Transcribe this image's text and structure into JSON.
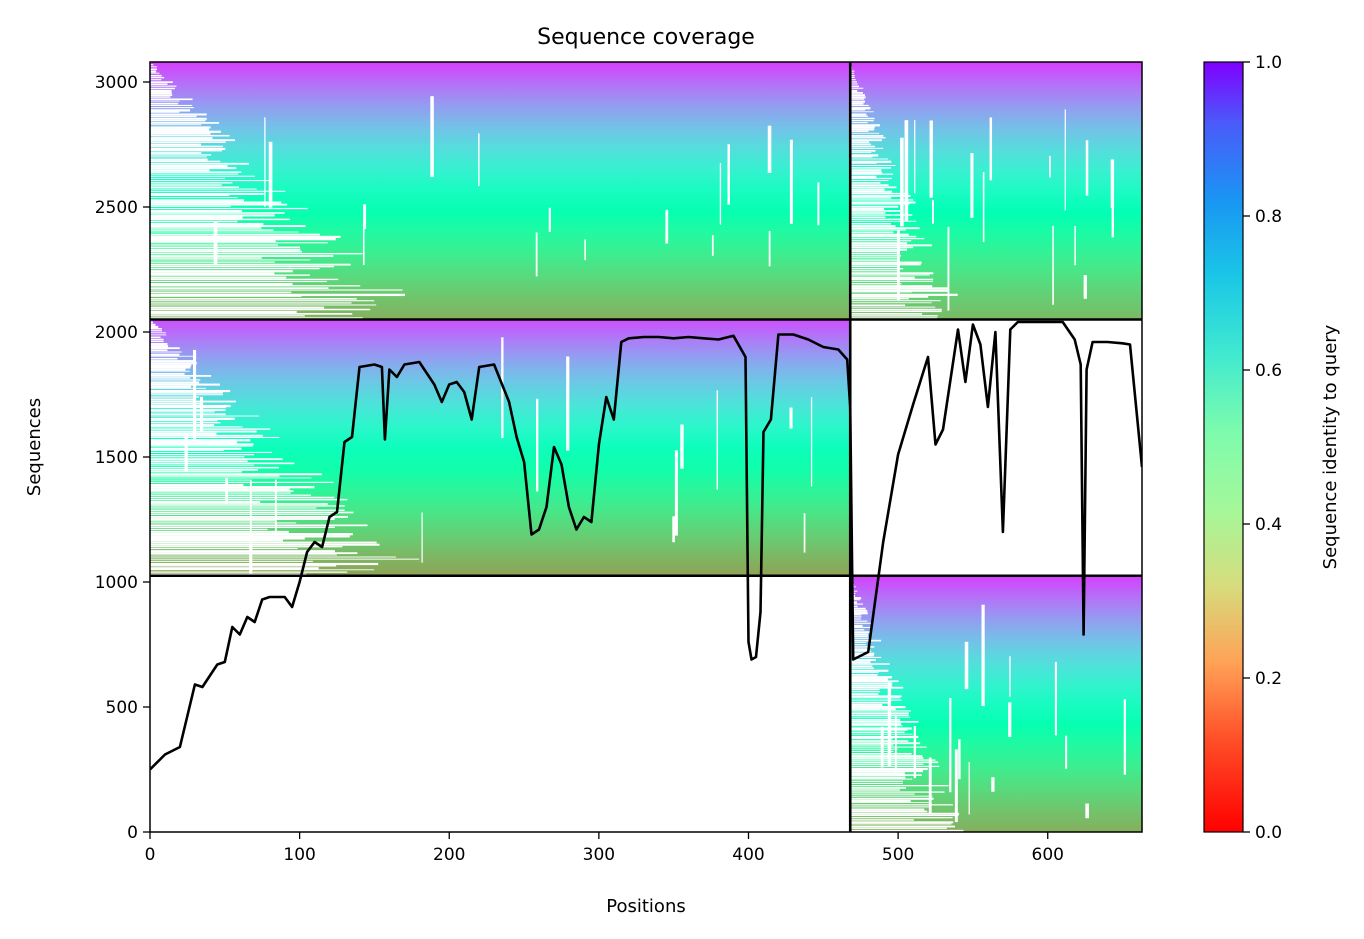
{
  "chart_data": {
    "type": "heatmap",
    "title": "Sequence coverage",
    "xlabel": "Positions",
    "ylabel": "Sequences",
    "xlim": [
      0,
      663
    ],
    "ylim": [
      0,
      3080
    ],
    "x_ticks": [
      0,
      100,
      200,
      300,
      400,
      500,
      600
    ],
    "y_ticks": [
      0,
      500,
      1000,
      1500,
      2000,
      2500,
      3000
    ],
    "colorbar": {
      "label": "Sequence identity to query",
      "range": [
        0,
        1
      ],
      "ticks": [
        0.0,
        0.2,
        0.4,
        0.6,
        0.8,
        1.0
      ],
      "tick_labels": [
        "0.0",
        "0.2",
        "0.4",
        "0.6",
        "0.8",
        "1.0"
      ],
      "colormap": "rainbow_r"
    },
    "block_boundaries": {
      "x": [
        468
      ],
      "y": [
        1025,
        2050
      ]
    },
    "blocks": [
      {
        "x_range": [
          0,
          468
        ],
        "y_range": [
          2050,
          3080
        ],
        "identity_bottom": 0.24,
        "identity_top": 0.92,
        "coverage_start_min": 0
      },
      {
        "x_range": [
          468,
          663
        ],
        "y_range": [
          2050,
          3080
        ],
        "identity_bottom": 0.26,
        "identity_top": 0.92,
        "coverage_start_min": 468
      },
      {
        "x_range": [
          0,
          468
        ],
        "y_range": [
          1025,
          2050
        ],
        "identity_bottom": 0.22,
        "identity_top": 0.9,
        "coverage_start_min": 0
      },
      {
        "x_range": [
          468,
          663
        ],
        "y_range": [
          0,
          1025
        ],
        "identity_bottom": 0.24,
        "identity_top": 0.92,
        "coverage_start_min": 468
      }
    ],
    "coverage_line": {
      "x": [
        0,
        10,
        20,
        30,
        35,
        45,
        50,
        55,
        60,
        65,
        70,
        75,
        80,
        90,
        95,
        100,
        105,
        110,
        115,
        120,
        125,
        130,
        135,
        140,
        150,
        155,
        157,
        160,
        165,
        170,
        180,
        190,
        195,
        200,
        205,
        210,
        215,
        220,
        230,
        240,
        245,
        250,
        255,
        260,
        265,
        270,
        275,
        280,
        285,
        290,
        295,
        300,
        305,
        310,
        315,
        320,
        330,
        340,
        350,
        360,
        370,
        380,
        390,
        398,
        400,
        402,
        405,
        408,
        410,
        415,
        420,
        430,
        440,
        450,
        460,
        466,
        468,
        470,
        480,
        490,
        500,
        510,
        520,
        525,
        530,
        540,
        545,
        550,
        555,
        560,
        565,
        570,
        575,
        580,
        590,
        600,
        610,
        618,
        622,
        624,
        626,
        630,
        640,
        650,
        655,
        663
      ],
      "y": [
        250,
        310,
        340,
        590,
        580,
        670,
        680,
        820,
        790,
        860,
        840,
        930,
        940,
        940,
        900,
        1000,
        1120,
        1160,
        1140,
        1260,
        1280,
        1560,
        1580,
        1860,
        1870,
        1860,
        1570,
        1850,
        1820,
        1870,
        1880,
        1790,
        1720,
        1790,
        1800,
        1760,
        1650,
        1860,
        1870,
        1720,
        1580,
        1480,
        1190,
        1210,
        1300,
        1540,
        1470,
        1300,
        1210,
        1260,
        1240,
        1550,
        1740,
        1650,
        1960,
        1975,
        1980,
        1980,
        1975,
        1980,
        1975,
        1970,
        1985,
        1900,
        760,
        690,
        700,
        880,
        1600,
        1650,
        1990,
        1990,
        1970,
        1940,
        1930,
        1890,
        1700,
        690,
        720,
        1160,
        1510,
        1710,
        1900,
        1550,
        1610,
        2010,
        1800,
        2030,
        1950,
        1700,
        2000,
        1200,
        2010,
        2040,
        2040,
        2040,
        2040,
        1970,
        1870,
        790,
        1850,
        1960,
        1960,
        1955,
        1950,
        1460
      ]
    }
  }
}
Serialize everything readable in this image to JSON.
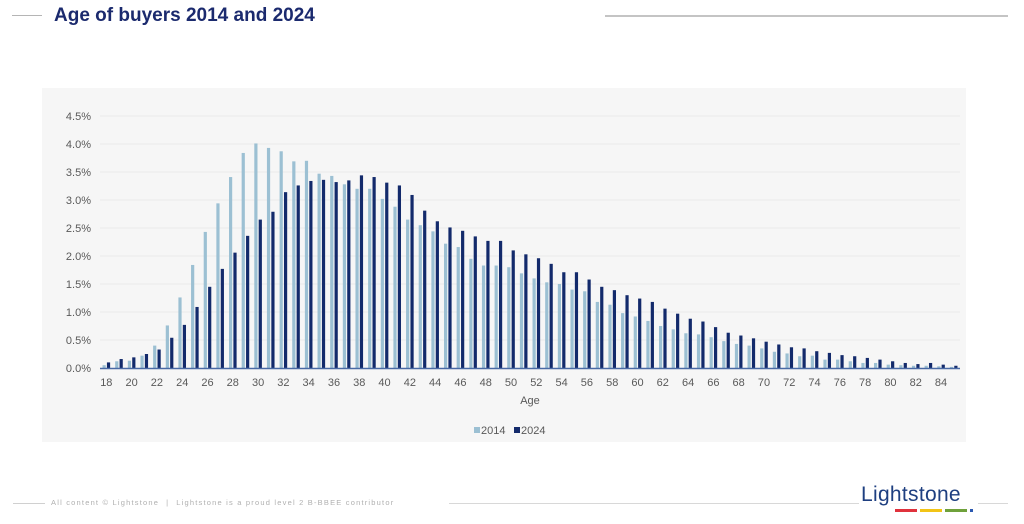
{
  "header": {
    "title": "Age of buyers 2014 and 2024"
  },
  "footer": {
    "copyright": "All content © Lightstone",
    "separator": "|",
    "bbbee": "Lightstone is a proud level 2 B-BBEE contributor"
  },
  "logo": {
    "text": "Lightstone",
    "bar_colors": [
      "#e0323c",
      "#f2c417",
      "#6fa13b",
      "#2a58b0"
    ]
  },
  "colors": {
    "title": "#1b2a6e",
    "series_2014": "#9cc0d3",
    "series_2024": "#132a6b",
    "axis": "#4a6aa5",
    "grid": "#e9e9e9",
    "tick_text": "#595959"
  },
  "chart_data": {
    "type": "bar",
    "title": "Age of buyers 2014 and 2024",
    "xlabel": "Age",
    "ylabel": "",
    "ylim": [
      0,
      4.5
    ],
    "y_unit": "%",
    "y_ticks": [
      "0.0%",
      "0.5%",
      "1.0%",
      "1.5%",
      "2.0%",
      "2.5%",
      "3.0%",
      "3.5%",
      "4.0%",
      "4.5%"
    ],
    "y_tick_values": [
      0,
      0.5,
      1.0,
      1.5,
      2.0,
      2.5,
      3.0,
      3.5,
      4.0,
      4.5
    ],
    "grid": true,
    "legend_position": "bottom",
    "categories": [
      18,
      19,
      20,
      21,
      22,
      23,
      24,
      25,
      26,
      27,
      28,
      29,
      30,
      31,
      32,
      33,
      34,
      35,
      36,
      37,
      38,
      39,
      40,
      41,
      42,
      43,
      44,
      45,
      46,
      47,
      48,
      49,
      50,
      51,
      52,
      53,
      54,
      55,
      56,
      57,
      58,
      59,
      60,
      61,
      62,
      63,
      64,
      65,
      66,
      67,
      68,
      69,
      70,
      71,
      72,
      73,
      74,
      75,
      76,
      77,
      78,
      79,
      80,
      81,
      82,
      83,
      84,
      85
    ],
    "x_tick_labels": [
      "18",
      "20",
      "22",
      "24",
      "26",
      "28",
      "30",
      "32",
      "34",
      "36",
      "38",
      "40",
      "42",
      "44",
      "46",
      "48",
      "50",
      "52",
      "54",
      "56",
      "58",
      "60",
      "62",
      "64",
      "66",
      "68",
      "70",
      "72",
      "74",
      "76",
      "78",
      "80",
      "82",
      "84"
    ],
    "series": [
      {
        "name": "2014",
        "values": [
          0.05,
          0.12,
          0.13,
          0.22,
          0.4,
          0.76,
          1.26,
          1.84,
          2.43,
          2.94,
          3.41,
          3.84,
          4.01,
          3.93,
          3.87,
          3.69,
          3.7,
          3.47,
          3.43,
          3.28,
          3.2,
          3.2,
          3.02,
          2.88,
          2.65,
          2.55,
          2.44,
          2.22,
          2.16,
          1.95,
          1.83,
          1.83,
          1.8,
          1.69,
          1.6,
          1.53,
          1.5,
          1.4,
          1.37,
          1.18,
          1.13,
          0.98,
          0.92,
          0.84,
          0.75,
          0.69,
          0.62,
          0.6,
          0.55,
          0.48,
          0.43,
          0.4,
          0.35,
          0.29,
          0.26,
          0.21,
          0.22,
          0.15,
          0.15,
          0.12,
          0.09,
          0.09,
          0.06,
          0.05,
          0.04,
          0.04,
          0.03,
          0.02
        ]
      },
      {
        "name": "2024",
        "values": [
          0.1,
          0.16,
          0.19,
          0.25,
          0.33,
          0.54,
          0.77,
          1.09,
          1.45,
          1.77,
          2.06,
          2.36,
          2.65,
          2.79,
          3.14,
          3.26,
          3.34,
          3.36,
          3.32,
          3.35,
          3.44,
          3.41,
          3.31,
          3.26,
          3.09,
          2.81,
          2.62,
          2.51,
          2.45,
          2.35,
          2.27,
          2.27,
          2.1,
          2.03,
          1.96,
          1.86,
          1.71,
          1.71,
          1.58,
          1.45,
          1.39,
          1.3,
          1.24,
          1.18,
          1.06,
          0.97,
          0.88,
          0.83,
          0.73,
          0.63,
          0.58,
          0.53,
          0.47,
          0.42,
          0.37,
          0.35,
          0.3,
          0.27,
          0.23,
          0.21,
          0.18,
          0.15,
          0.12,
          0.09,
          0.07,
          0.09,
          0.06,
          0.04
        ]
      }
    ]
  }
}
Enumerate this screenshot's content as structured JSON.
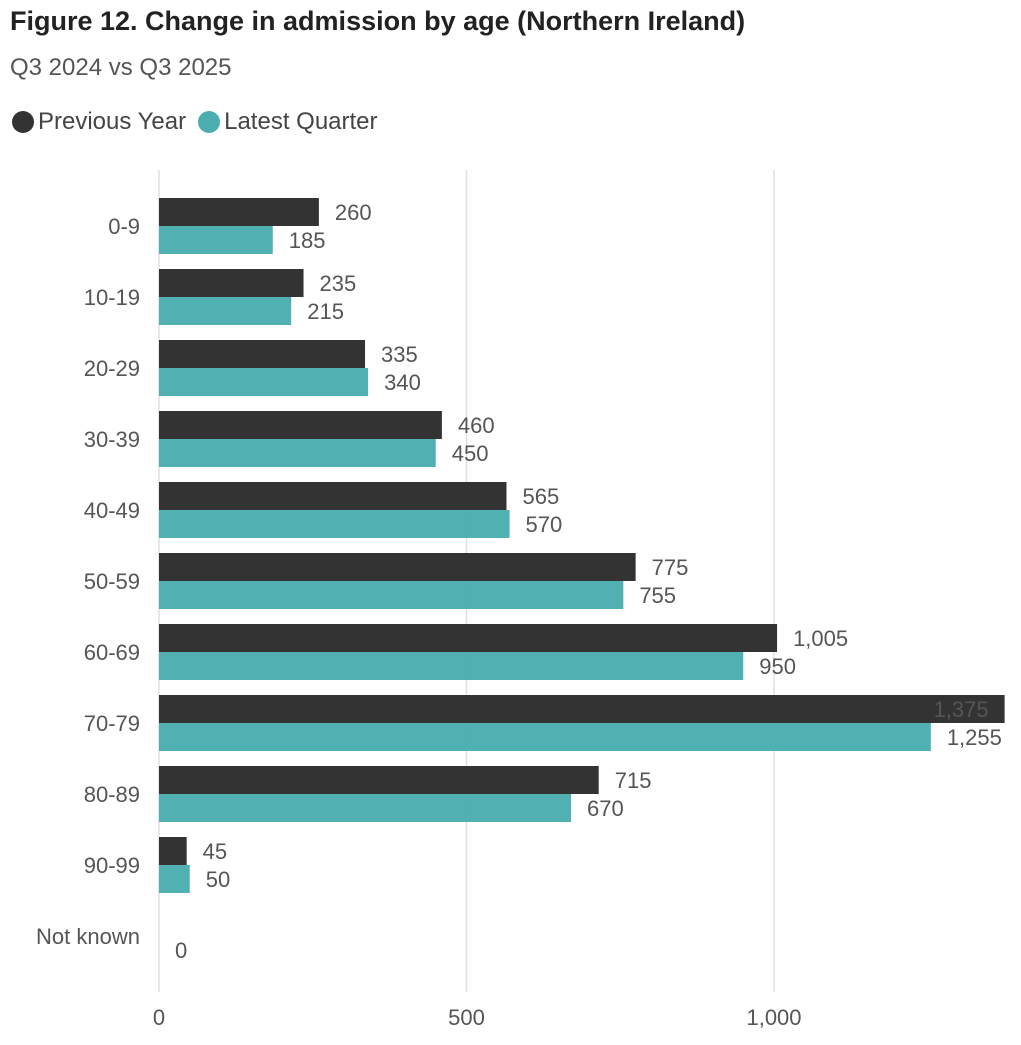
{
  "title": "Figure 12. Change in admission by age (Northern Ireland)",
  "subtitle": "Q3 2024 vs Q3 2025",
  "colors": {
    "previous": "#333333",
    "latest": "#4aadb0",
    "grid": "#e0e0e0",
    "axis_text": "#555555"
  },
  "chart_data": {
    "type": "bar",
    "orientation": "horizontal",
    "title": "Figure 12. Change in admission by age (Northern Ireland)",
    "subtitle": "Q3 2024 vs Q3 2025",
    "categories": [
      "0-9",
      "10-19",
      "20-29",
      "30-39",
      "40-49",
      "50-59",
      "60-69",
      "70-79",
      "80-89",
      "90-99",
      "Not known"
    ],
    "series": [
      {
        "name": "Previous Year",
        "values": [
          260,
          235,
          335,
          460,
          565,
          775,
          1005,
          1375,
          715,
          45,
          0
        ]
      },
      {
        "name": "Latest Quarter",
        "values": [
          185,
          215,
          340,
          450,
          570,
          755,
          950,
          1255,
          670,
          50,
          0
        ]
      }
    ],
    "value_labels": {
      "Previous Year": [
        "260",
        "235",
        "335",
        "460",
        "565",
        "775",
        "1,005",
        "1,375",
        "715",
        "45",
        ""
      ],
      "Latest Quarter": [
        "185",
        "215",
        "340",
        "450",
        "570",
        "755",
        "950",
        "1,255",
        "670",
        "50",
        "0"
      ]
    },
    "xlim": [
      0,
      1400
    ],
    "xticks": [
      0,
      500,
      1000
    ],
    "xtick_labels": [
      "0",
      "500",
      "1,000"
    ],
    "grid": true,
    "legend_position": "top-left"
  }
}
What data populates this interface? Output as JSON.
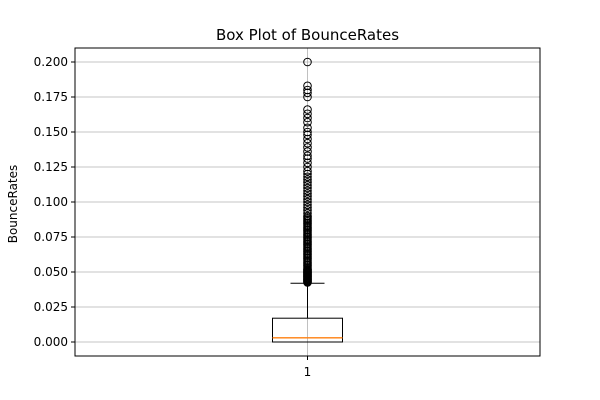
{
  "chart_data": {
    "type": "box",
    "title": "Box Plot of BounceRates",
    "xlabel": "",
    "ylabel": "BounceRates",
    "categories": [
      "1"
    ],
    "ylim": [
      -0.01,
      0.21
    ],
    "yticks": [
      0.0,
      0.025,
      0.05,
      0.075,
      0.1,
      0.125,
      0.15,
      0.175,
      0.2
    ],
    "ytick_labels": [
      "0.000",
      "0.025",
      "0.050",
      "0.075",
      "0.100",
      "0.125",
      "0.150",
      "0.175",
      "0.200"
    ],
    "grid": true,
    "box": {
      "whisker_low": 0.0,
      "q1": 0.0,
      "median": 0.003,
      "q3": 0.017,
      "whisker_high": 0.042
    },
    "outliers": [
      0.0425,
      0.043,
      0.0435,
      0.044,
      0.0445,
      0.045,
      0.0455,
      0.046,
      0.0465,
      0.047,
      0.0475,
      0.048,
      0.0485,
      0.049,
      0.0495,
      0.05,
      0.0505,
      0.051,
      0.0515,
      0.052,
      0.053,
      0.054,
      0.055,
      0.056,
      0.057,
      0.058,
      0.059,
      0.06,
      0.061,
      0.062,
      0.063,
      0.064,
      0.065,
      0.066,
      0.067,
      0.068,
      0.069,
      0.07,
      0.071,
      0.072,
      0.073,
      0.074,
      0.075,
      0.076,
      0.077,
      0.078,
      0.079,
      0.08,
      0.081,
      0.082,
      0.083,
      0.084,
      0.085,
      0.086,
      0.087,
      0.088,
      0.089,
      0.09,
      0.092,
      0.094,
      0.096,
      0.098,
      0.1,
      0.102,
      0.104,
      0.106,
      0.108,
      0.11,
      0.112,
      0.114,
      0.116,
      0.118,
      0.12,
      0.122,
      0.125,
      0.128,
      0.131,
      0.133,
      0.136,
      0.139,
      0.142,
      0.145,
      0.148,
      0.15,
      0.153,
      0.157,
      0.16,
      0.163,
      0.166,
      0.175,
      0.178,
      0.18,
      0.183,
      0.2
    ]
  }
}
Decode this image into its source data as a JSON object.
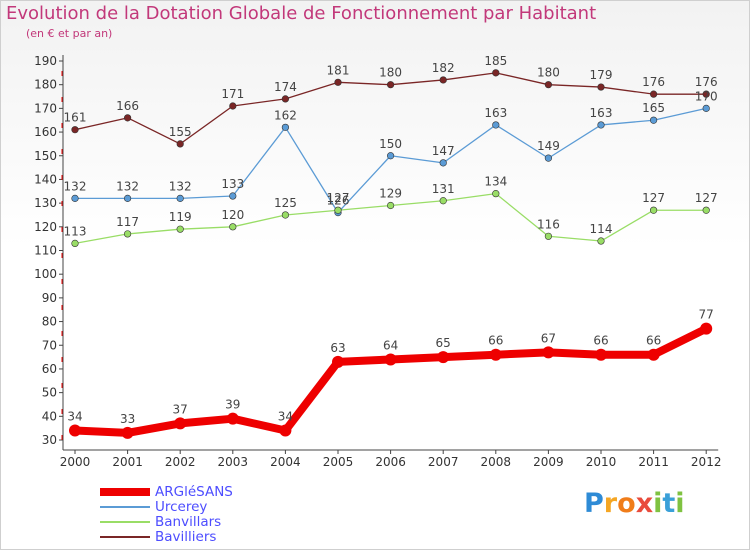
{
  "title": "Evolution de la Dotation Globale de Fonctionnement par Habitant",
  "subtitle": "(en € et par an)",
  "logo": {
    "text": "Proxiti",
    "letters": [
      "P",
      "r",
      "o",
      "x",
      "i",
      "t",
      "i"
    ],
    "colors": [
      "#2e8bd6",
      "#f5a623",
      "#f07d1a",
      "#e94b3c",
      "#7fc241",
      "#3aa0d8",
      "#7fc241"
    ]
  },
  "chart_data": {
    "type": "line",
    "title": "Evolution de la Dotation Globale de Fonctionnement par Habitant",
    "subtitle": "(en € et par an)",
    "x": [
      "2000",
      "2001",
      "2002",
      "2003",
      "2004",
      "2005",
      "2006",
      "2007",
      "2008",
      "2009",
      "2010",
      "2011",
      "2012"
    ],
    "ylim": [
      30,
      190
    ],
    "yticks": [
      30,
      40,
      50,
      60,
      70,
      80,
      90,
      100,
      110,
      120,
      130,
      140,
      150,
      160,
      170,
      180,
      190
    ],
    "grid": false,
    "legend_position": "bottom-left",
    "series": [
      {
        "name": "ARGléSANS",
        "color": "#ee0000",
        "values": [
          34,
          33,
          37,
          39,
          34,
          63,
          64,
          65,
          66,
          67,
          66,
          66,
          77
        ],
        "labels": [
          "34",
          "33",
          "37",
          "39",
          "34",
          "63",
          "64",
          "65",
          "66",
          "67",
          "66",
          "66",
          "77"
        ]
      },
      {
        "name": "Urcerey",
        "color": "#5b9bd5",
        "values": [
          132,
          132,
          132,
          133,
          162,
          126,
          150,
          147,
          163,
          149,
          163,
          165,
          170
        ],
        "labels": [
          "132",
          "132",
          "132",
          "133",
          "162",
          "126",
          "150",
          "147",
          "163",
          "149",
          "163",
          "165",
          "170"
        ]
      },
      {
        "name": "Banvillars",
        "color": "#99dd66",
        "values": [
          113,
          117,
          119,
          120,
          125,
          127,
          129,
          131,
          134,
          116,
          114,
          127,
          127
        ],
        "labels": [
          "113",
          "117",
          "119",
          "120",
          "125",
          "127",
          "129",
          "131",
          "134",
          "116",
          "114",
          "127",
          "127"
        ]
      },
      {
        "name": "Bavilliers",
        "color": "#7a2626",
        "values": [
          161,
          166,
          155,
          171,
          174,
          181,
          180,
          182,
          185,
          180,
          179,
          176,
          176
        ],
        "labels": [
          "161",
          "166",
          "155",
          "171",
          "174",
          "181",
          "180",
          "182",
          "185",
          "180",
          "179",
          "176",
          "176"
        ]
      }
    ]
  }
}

> WHAT IS NEEDED
Every line of the records that includes the word "Change" should be gathered.

> RESULT
  "title": "Figure 12. Change in admission by age (Northern Ireland)",
    "title": "Figure 12. Change in admission by age (Northern Ireland)",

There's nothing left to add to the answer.